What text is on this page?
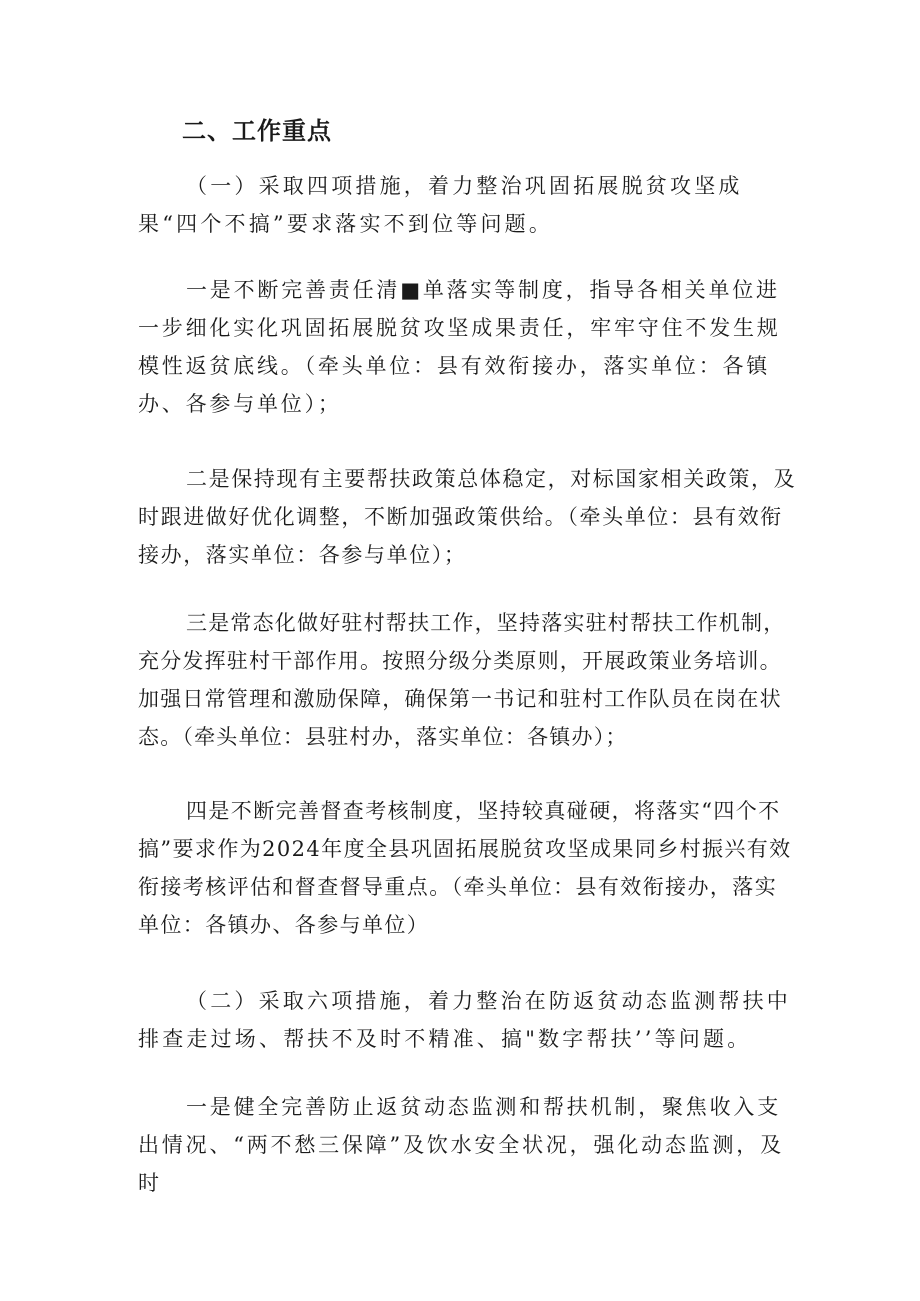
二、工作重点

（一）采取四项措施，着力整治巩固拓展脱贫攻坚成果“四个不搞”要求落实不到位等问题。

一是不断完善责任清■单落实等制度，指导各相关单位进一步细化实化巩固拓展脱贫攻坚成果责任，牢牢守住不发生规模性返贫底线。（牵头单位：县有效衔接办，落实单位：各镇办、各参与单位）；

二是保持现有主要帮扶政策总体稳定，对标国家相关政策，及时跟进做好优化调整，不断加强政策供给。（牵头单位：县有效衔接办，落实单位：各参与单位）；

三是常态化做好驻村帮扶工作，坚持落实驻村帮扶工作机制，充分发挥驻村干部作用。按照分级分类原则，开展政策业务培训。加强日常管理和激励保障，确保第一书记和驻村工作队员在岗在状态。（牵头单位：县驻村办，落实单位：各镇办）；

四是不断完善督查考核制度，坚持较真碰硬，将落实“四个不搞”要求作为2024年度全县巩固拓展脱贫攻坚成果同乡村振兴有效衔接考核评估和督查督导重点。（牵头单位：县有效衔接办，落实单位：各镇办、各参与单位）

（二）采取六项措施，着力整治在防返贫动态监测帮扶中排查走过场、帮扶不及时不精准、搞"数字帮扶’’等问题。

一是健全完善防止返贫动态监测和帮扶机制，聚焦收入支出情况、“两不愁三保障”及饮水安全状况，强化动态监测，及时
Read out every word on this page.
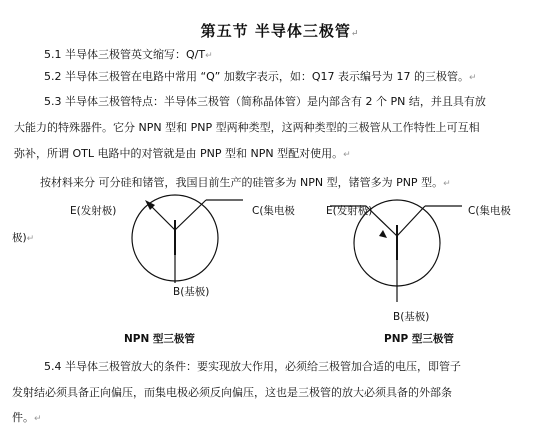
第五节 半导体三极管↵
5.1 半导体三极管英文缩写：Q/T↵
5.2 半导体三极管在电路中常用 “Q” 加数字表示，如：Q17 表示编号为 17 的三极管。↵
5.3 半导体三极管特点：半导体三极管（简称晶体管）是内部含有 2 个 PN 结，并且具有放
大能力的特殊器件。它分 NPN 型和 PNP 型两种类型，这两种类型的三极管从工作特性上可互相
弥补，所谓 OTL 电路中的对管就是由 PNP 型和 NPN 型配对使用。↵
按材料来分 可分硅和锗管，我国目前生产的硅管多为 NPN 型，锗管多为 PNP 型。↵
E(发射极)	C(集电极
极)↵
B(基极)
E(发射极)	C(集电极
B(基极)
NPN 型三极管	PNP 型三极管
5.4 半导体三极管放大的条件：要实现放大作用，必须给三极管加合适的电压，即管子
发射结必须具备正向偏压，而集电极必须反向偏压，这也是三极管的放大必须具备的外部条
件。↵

════════════════════

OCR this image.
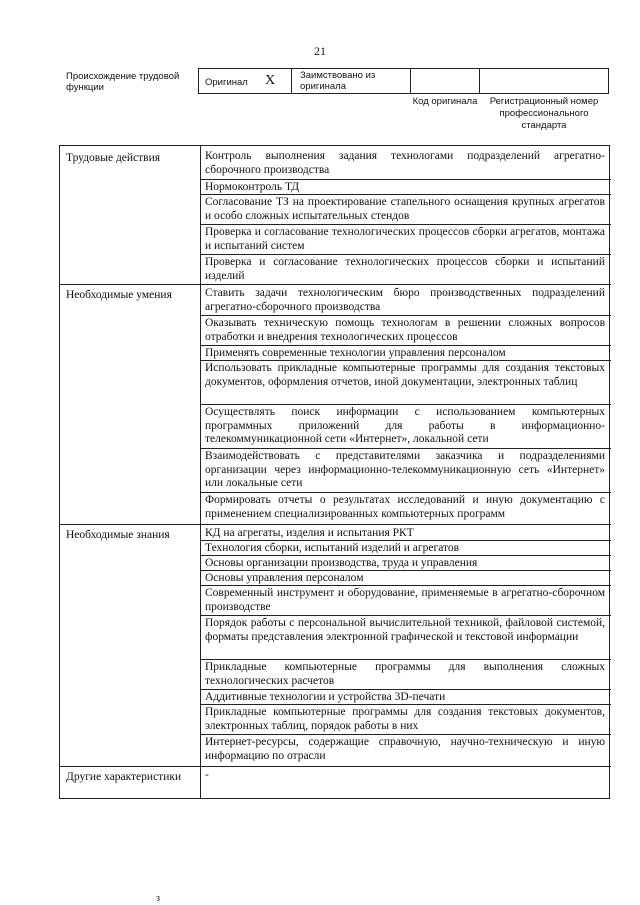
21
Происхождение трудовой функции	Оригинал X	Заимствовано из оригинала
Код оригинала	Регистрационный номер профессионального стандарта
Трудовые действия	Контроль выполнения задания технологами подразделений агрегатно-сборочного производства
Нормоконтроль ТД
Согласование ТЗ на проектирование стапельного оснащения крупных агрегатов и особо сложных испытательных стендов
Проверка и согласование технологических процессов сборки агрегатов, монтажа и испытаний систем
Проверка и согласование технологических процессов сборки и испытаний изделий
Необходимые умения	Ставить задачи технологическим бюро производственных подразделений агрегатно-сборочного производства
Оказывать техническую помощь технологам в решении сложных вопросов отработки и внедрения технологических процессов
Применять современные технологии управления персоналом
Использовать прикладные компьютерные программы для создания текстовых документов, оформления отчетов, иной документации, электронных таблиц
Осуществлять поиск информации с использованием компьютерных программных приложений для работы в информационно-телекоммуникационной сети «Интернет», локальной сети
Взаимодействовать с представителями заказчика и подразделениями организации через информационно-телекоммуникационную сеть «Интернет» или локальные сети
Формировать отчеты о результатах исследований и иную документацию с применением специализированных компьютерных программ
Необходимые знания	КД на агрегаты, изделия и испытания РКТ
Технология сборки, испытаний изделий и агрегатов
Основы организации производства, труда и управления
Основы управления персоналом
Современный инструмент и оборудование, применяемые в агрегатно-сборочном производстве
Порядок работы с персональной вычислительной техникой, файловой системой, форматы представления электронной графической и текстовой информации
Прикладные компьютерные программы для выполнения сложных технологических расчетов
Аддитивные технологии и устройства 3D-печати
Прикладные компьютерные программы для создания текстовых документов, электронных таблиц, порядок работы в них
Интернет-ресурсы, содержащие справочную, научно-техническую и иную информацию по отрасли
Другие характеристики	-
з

════════════════════

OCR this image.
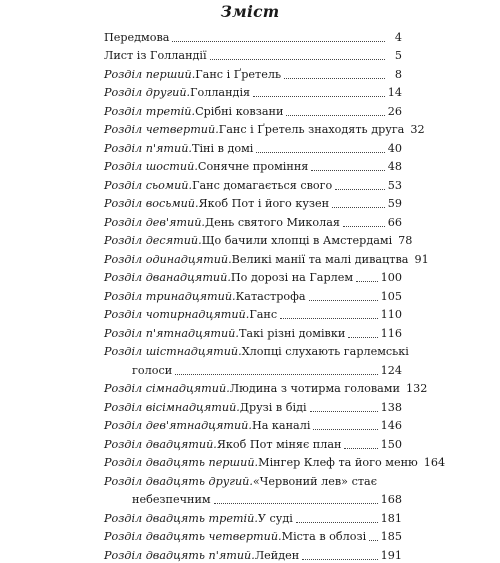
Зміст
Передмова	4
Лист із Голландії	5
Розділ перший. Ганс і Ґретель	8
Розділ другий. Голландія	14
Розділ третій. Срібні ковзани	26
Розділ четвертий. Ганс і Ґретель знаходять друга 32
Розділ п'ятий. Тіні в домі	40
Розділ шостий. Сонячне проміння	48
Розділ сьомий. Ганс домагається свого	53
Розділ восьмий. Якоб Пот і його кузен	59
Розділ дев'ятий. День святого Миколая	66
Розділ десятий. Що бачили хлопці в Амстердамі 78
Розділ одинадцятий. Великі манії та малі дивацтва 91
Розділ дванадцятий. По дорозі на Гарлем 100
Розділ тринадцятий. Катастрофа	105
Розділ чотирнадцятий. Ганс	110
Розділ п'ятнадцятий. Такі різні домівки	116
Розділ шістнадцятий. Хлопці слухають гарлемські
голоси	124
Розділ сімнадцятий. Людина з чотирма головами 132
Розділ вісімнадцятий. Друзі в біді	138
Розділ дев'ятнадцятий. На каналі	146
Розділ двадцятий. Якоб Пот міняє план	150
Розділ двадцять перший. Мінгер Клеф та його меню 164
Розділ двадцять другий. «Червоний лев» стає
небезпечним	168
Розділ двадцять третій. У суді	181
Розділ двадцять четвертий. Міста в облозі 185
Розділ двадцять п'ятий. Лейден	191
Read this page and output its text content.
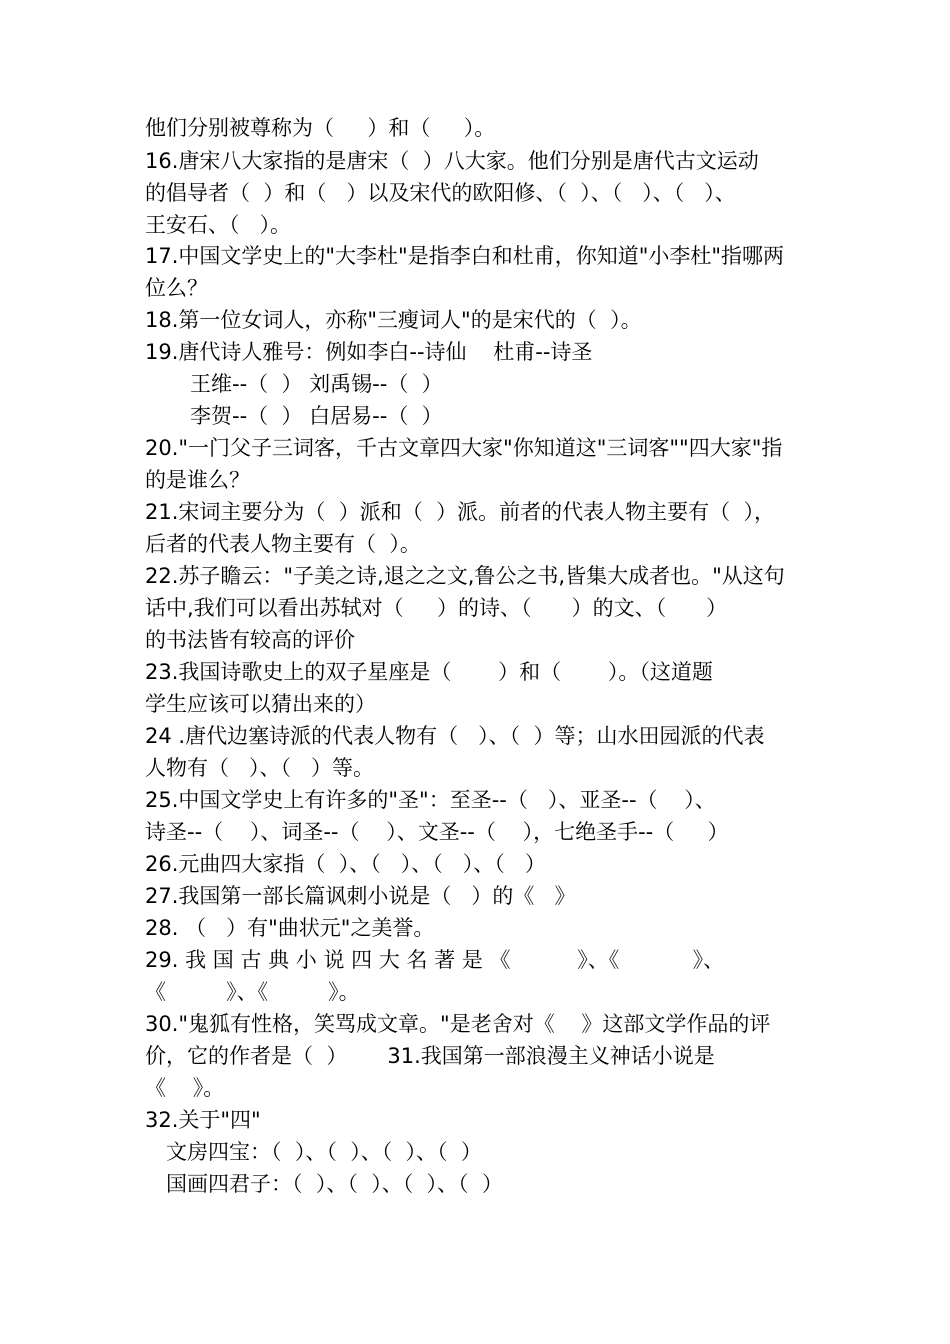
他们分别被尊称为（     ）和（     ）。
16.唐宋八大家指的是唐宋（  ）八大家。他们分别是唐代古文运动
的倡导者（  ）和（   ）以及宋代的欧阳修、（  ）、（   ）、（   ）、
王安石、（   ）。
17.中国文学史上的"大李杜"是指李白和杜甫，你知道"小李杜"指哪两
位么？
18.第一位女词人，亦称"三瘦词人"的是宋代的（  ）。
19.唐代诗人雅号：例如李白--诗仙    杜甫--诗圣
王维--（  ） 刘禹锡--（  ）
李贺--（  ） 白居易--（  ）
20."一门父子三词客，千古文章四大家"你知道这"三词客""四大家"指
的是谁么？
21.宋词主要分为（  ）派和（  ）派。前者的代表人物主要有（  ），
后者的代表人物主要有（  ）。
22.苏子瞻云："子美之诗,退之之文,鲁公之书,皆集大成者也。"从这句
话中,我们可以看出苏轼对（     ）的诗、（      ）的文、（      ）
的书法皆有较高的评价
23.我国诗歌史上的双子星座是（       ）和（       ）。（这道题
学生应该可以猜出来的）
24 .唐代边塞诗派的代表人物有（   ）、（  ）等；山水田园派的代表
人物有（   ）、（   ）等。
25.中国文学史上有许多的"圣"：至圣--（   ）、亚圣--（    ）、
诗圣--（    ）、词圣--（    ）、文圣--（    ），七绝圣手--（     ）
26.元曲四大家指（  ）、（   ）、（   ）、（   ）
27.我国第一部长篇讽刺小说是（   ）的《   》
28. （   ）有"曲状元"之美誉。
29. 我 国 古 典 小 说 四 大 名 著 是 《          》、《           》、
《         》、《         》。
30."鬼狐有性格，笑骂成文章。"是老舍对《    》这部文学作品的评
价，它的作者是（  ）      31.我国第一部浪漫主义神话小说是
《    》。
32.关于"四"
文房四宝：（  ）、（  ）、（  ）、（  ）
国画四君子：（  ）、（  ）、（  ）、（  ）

════════════════════

Task directions
Read the lines above. Gather those in which the string "page" is found.

Reply
What text is on this page?
Read out every word on this page.
Read this page and output its text content.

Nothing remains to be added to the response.